■ Dataset entries ■
━━━

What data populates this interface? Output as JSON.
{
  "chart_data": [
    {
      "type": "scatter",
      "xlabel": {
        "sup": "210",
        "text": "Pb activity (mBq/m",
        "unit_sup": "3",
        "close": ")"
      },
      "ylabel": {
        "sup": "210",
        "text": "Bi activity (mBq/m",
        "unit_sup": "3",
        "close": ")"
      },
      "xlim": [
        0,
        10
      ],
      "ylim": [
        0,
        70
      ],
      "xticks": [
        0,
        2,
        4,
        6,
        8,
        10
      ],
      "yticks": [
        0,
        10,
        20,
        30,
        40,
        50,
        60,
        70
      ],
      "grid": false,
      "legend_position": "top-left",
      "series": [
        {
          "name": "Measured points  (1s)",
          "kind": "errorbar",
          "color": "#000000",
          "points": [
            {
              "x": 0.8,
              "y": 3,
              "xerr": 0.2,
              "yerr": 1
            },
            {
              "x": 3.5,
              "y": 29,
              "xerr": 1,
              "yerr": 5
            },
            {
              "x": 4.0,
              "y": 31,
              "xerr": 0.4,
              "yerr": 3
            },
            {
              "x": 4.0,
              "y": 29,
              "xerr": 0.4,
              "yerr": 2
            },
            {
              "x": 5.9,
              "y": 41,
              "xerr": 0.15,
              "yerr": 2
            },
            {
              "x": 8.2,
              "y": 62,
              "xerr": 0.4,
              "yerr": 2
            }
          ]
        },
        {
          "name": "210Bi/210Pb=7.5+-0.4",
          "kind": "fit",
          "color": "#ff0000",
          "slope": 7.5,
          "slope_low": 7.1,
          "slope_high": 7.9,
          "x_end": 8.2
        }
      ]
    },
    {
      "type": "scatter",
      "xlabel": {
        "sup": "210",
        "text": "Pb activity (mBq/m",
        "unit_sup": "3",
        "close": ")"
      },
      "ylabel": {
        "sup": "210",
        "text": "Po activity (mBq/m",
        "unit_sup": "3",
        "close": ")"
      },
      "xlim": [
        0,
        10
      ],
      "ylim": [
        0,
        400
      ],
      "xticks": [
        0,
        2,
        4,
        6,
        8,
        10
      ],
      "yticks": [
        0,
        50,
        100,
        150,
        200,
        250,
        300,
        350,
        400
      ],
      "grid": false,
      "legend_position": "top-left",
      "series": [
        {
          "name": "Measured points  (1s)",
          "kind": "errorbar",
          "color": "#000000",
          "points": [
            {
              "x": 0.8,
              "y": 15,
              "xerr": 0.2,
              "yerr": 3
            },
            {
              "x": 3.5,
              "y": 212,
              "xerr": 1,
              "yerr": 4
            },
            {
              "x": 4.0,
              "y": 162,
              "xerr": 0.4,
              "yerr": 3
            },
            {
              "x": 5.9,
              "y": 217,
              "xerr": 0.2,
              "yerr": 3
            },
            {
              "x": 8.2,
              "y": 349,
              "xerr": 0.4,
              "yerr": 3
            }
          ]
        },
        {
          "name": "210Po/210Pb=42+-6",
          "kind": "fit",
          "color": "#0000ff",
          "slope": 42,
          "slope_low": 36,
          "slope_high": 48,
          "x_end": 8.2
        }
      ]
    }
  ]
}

━━━

■ What to work on ■
Print all of the entries exactly as they appear.

■ Solution to this problem ■
What data populates this interface? Output as JSON.
{
  "chart_data": [
    {
      "type": "scatter",
      "xlabel": {
        "sup": "210",
        "text": "Pb activity (mBq/m",
        "unit_sup": "3",
        "close": ")"
      },
      "ylabel": {
        "sup": "210",
        "text": "Bi activity (mBq/m",
        "unit_sup": "3",
        "close": ")"
      },
      "xlim": [
        0,
        10
      ],
      "ylim": [
        0,
        70
      ],
      "xticks": [
        0,
        2,
        4,
        6,
        8,
        10
      ],
      "yticks": [
        0,
        10,
        20,
        30,
        40,
        50,
        60,
        70
      ],
      "grid": false,
      "legend_position": "top-left",
      "series": [
        {
          "name": "Measured points  (1s)",
          "kind": "errorbar",
          "color": "#000000",
          "points": [
            {
              "x": 0.8,
              "y": 3,
              "xerr": 0.2,
              "yerr": 1
            },
            {
              "x": 3.5,
              "y": 29,
              "xerr": 1,
              "yerr": 5
            },
            {
              "x": 4.0,
              "y": 31,
              "xerr": 0.4,
              "yerr": 3
            },
            {
              "x": 4.0,
              "y": 29,
              "xerr": 0.4,
              "yerr": 2
            },
            {
              "x": 5.9,
              "y": 41,
              "xerr": 0.15,
              "yerr": 2
            },
            {
              "x": 8.2,
              "y": 62,
              "xerr": 0.4,
              "yerr": 2
            }
          ]
        },
        {
          "name": "210Bi/210Pb=7.5+-0.4",
          "kind": "fit",
          "color": "#ff0000",
          "slope": 7.5,
          "slope_low": 7.1,
          "slope_high": 7.9,
          "x_end": 8.2
        }
      ]
    },
    {
      "type": "scatter",
      "xlabel": {
        "sup": "210",
        "text": "Pb activity (mBq/m",
        "unit_sup": "3",
        "close": ")"
      },
      "ylabel": {
        "sup": "210",
        "text": "Po activity (mBq/m",
        "unit_sup": "3",
        "close": ")"
      },
      "xlim": [
        0,
        10
      ],
      "ylim": [
        0,
        400
      ],
      "xticks": [
        0,
        2,
        4,
        6,
        8,
        10
      ],
      "yticks": [
        0,
        50,
        100,
        150,
        200,
        250,
        300,
        350,
        400
      ],
      "grid": false,
      "legend_position": "top-left",
      "series": [
        {
          "name": "Measured points  (1s)",
          "kind": "errorbar",
          "color": "#000000",
          "points": [
            {
              "x": 0.8,
              "y": 15,
              "xerr": 0.2,
              "yerr": 3
            },
            {
              "x": 3.5,
              "y": 212,
              "xerr": 1,
              "yerr": 4
            },
            {
              "x": 4.0,
              "y": 162,
              "xerr": 0.4,
              "yerr": 3
            },
            {
              "x": 5.9,
              "y": 217,
              "xerr": 0.2,
              "yerr": 3
            },
            {
              "x": 8.2,
              "y": 349,
              "xerr": 0.4,
              "yerr": 3
            }
          ]
        },
        {
          "name": "210Po/210Pb=42+-6",
          "kind": "fit",
          "color": "#0000ff",
          "slope": 42,
          "slope_low": 36,
          "slope_high": 48,
          "x_end": 8.2
        }
      ]
    }
  ]
}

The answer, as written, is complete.